- _Short problem_: Among the lines of these entries, how many hold the word "video"? State only the number.

*** Data to use

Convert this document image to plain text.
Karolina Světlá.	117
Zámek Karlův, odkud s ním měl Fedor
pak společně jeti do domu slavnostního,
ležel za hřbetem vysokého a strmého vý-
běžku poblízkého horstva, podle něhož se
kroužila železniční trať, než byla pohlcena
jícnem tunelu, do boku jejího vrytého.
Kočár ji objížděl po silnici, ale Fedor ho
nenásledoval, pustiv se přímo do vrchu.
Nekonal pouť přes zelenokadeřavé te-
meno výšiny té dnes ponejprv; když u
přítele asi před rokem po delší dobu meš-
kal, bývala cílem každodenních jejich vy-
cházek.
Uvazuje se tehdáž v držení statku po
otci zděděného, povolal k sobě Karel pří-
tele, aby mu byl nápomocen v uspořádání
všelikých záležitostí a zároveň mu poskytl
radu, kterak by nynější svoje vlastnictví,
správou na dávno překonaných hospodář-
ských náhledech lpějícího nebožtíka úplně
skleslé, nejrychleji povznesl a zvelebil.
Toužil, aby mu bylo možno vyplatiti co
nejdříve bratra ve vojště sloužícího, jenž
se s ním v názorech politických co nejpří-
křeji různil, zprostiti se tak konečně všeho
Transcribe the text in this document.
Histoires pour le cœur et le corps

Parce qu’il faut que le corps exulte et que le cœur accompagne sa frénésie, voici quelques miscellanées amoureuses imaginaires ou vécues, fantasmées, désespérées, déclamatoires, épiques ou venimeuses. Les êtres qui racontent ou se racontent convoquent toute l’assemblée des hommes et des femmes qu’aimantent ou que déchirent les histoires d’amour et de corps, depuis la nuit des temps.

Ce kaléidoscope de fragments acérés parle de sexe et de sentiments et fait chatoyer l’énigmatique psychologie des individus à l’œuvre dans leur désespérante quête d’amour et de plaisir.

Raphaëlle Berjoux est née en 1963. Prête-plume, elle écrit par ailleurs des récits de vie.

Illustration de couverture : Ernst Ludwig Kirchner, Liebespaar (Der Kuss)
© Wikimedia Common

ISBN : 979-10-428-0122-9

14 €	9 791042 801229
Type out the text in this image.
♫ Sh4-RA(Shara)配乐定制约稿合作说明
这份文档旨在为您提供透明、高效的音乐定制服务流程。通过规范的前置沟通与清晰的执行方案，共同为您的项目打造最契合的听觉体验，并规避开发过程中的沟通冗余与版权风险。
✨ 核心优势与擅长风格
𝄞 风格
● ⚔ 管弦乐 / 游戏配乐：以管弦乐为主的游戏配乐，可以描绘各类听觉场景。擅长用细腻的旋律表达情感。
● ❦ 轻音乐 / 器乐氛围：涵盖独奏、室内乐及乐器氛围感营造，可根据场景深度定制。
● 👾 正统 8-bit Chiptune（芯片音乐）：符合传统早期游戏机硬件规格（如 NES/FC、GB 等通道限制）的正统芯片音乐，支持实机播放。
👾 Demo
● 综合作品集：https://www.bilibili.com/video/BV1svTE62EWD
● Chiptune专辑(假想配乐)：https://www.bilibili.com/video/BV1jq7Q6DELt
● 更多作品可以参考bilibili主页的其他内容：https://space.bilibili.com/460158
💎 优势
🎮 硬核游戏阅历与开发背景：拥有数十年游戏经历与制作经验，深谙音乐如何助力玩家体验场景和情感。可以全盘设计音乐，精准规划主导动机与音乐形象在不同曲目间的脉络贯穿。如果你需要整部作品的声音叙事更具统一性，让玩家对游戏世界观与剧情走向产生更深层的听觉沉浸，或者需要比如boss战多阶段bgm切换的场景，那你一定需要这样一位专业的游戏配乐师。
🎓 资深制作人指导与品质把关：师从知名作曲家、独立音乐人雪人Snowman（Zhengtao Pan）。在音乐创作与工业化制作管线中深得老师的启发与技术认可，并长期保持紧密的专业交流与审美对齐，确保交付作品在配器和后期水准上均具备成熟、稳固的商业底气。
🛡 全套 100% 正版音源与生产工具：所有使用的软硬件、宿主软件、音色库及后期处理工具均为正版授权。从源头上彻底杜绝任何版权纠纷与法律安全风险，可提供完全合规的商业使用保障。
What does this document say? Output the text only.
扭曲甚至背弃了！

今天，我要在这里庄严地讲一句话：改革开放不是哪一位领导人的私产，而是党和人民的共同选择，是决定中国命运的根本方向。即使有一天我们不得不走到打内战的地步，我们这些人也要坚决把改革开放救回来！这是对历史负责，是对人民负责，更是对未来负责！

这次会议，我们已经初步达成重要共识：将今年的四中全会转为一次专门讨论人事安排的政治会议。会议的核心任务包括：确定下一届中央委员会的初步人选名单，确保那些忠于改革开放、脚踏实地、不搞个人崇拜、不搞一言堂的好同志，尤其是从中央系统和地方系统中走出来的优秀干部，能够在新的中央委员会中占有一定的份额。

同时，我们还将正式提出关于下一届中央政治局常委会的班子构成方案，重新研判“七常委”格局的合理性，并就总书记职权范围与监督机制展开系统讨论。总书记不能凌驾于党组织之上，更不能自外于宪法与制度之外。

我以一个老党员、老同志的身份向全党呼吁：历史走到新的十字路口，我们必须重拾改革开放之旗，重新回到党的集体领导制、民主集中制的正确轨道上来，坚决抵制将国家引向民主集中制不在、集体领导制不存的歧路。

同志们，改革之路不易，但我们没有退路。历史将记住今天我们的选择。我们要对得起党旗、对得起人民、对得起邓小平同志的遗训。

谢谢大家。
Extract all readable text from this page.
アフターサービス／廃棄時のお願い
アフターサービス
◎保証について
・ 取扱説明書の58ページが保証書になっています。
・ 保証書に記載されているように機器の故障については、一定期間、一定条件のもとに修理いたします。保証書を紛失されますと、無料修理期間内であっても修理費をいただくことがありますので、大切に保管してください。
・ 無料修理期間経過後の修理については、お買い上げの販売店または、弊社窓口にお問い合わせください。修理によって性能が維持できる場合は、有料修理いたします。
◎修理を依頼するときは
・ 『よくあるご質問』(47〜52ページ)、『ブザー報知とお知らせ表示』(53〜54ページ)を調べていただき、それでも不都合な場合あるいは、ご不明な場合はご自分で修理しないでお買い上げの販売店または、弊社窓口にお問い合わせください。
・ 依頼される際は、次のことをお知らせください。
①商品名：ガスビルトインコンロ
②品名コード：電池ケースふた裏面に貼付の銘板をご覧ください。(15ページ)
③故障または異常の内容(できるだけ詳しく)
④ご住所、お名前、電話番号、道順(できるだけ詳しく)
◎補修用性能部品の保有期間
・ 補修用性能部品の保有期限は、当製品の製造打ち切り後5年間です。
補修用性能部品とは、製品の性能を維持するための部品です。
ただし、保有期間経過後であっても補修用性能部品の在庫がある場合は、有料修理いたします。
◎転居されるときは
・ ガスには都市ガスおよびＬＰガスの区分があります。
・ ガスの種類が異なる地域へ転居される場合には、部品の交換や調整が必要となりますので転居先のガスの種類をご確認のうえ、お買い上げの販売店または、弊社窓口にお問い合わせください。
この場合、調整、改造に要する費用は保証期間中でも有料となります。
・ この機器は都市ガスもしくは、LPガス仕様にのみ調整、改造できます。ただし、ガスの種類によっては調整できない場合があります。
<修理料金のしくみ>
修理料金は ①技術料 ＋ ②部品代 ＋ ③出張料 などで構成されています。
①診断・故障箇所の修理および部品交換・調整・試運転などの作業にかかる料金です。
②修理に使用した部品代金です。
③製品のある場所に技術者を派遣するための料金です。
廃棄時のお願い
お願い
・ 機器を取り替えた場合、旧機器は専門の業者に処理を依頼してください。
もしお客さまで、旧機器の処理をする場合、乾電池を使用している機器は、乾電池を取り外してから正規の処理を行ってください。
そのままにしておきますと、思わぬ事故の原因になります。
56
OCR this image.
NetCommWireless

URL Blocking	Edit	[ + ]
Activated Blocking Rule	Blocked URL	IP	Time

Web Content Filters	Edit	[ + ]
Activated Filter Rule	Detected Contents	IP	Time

******

- _Solution to this task_: 2